→ TRABAJO POR HACER:
Extrae del listado cada línea en la que aparezca la palabra "velocity". Distingue entre mayúsculas y minúsculas.
- - - - -
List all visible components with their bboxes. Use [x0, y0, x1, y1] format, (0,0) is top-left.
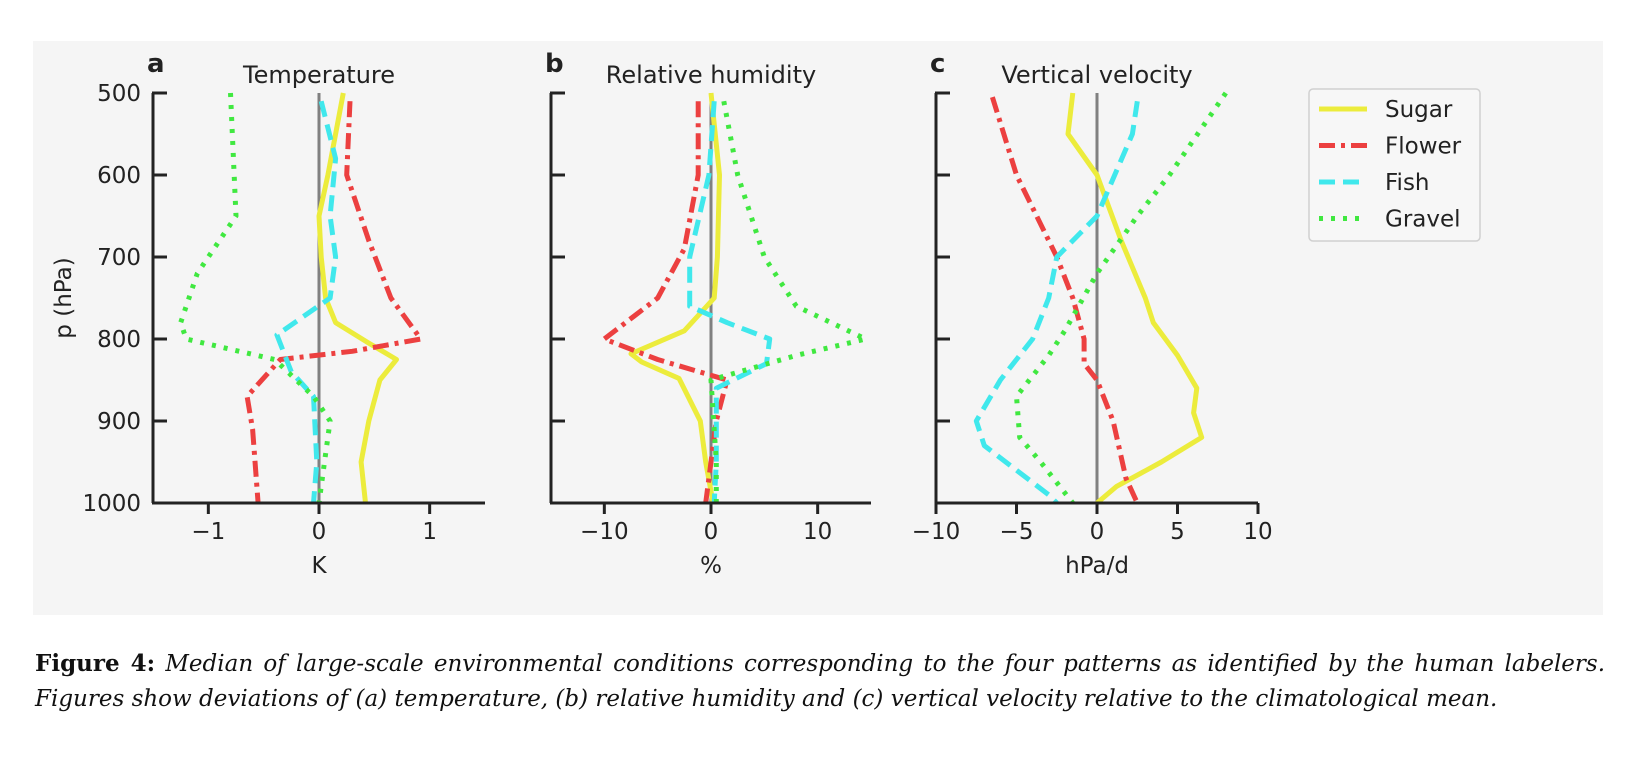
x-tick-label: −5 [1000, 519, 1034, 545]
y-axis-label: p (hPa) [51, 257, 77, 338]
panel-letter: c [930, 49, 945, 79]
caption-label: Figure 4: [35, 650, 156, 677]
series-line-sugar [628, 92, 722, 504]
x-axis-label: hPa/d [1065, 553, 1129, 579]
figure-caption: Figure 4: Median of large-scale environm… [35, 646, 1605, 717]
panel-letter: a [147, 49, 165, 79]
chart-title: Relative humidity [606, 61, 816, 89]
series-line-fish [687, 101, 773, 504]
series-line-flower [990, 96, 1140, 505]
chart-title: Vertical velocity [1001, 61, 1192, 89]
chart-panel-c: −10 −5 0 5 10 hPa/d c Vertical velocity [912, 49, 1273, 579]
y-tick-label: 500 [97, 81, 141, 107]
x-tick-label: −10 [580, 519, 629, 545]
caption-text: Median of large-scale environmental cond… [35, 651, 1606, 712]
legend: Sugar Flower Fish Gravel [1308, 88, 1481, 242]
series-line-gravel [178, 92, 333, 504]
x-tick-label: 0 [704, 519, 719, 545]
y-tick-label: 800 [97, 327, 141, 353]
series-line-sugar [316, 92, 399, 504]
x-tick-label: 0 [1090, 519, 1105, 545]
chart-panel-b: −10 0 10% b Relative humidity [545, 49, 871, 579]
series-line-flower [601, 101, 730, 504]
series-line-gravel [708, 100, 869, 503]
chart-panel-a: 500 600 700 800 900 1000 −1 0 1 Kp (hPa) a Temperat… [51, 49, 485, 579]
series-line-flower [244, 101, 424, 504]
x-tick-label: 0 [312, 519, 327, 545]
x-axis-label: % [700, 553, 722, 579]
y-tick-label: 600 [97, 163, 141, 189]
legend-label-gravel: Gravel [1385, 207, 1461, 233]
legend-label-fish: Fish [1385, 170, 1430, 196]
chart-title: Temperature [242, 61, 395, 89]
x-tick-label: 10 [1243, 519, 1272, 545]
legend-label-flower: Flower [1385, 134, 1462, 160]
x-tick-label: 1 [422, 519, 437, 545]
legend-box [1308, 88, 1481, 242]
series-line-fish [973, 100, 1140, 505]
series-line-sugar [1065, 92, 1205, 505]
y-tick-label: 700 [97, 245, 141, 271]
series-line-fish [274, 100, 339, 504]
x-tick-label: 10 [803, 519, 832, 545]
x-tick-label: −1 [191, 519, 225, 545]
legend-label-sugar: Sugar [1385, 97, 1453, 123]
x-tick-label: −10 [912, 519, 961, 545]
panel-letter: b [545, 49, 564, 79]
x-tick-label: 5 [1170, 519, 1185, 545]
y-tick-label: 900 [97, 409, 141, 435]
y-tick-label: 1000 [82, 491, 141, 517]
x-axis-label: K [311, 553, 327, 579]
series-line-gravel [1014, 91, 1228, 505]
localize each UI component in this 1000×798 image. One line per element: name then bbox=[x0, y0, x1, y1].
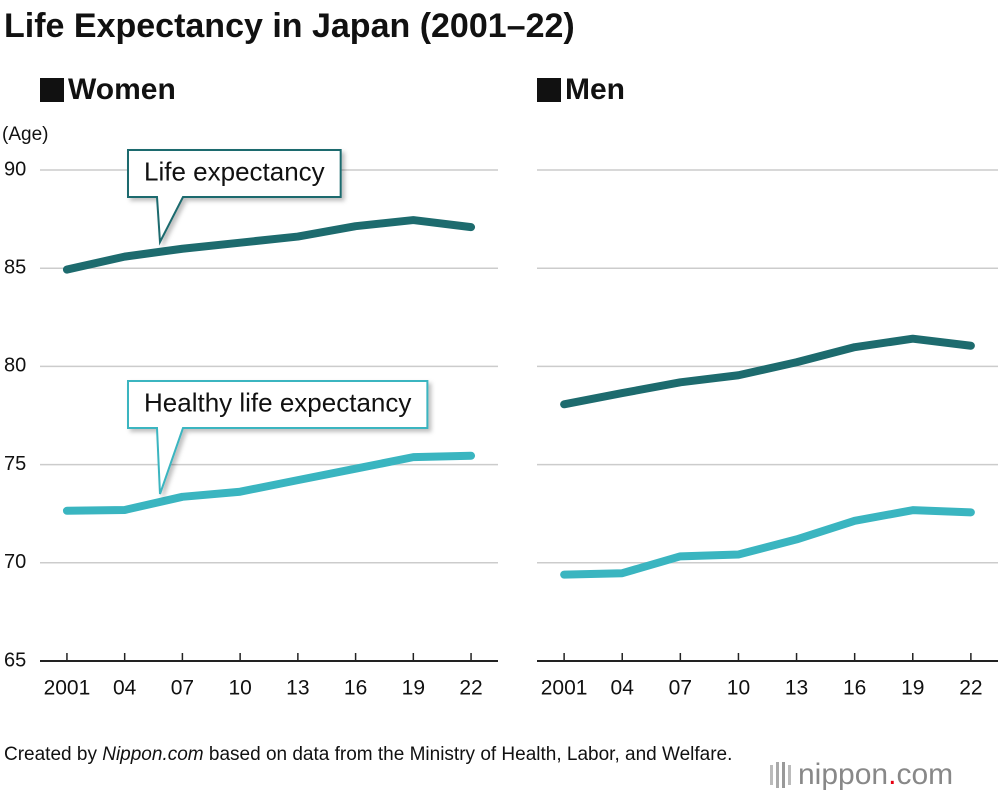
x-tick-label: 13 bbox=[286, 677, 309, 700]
- - - - -
→ RESULTADO:
chart-title: Vertical velocity [1001, 61, 1192, 89]
chart-panel-c: −10 −5 0 5 10 hPa/d c Vertical velocity [912, 49, 1273, 579]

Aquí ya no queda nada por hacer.